● Given exercise:
The records below hold pictures; please leave those out and retype the rest exactly.

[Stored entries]
════════

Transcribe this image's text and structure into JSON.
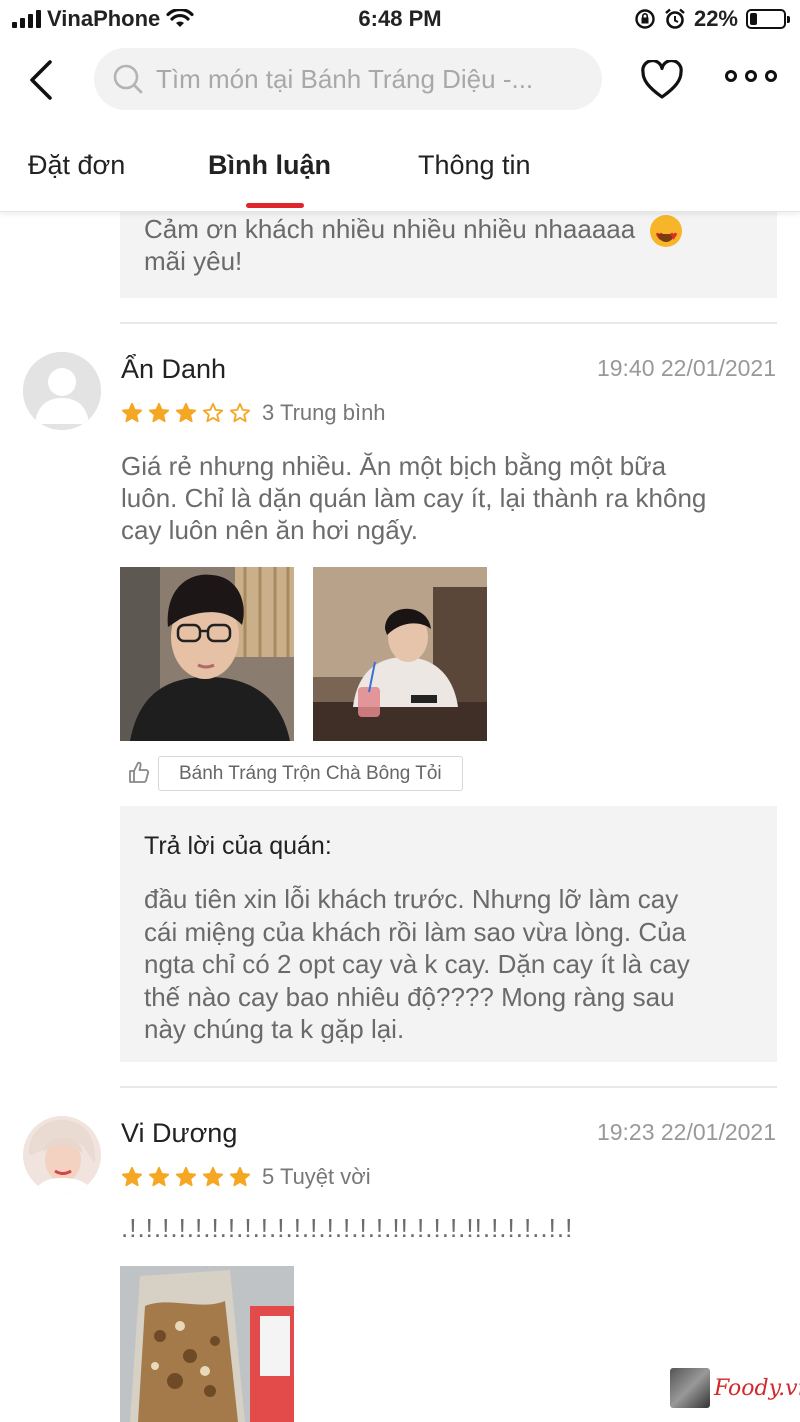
{
  "status_bar": {
    "carrier": "VinaPhone",
    "time": "6:48 PM",
    "battery": "22%",
    "battery_level": 0.22
  },
  "header": {
    "search_placeholder": "Tìm món tại Bánh Tráng Diệu -..."
  },
  "tabs": [
    {
      "label": "Đặt đơn",
      "active": false
    },
    {
      "label": "Bình luận",
      "active": true
    },
    {
      "label": "Thông tin",
      "active": false
    }
  ],
  "previous_reply": {
    "line1": "Cảm ơn khách nhiều nhiều nhiều nhaaaaa",
    "line2": "mãi yêu!"
  },
  "reviews": [
    {
      "name": "Ẩn Danh",
      "date": "19:40 22/01/2021",
      "stars": 3,
      "rating_label": "3 Trung bình",
      "text_lines": [
        "Giá rẻ nhưng nhiều. Ăn một bịch bằng một bữa",
        "luôn. Chỉ là dặn quán làm cay ít, lại thành ra không",
        "cay luôn nên ăn hơi ngấy."
      ],
      "dish_tag": "Bánh Tráng Trộn Chà Bông Tỏi",
      "reply": {
        "title": "Trả lời của quán:",
        "lines": [
          "đầu tiên xin lỗi khách trước. Nhưng lỡ làm cay",
          "cái miệng của khách rồi làm sao vừa lòng. Của",
          "ngta chỉ có 2 opt cay và k cay. Dặn cay ít là cay",
          "thế nào cay bao nhiêu độ???? Mong ràng sau",
          "này chúng ta k gặp lại."
        ]
      }
    },
    {
      "name": "Vi Dương",
      "date": "19:23 22/01/2021",
      "stars": 5,
      "rating_label": "5 Tuyệt vời",
      "text_lines": [
        ".!.!.!.!.!.!.!.!.!.!.!.!.!.!.!.!.!!.!.!.!.!!.!.!.!..!.!"
      ]
    }
  ],
  "watermark": {
    "brand": "Foody.vn"
  },
  "colors": {
    "accent": "#e0252b",
    "star": "#f5a623",
    "muted_text": "#6c6c6c",
    "reply_bg": "#f3f3f3"
  }
}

════════

● Response below:
Transcribe this image's text and structure into JSON.
{
  "status_bar": {
    "carrier": "VinaPhone",
    "time": "6:48 PM",
    "battery": "22%",
    "battery_level": 0.22
  },
  "header": {
    "search_placeholder": "Tìm món tại Bánh Tráng Diệu -..."
  },
  "tabs": [
    {
      "label": "Đặt đơn",
      "active": false
    },
    {
      "label": "Bình luận",
      "active": true
    },
    {
      "label": "Thông tin",
      "active": false
    }
  ],
  "previous_reply": {
    "line1": "Cảm ơn khách nhiều nhiều nhiều nhaaaaa",
    "line2": "mãi yêu!"
  },
  "reviews": [
    {
      "name": "Ẩn Danh",
      "date": "19:40 22/01/2021",
      "stars": 3,
      "rating_label": "3 Trung bình",
      "text_lines": [
        "Giá rẻ nhưng nhiều. Ăn một bịch bằng một bữa",
        "luôn. Chỉ là dặn quán làm cay ít, lại thành ra không",
        "cay luôn nên ăn hơi ngấy."
      ],
      "dish_tag": "Bánh Tráng Trộn Chà Bông Tỏi",
      "reply": {
        "title": "Trả lời của quán:",
        "lines": [
          "đầu tiên xin lỗi khách trước. Nhưng lỡ làm cay",
          "cái miệng của khách rồi làm sao vừa lòng. Của",
          "ngta chỉ có 2 opt cay và k cay. Dặn cay ít là cay",
          "thế nào cay bao nhiêu độ???? Mong ràng sau",
          "này chúng ta k gặp lại."
        ]
      }
    },
    {
      "name": "Vi Dương",
      "date": "19:23 22/01/2021",
      "stars": 5,
      "rating_label": "5 Tuyệt vời",
      "text_lines": [
        ".!.!.!.!.!.!.!.!.!.!.!.!.!.!.!.!.!!.!.!.!.!!.!.!.!..!.!"
      ]
    }
  ],
  "watermark": {
    "brand": "Foody.vn"
  },
  "colors": {
    "accent": "#e0252b",
    "star": "#f5a623",
    "muted_text": "#6c6c6c",
    "reply_bg": "#f3f3f3"
  }
}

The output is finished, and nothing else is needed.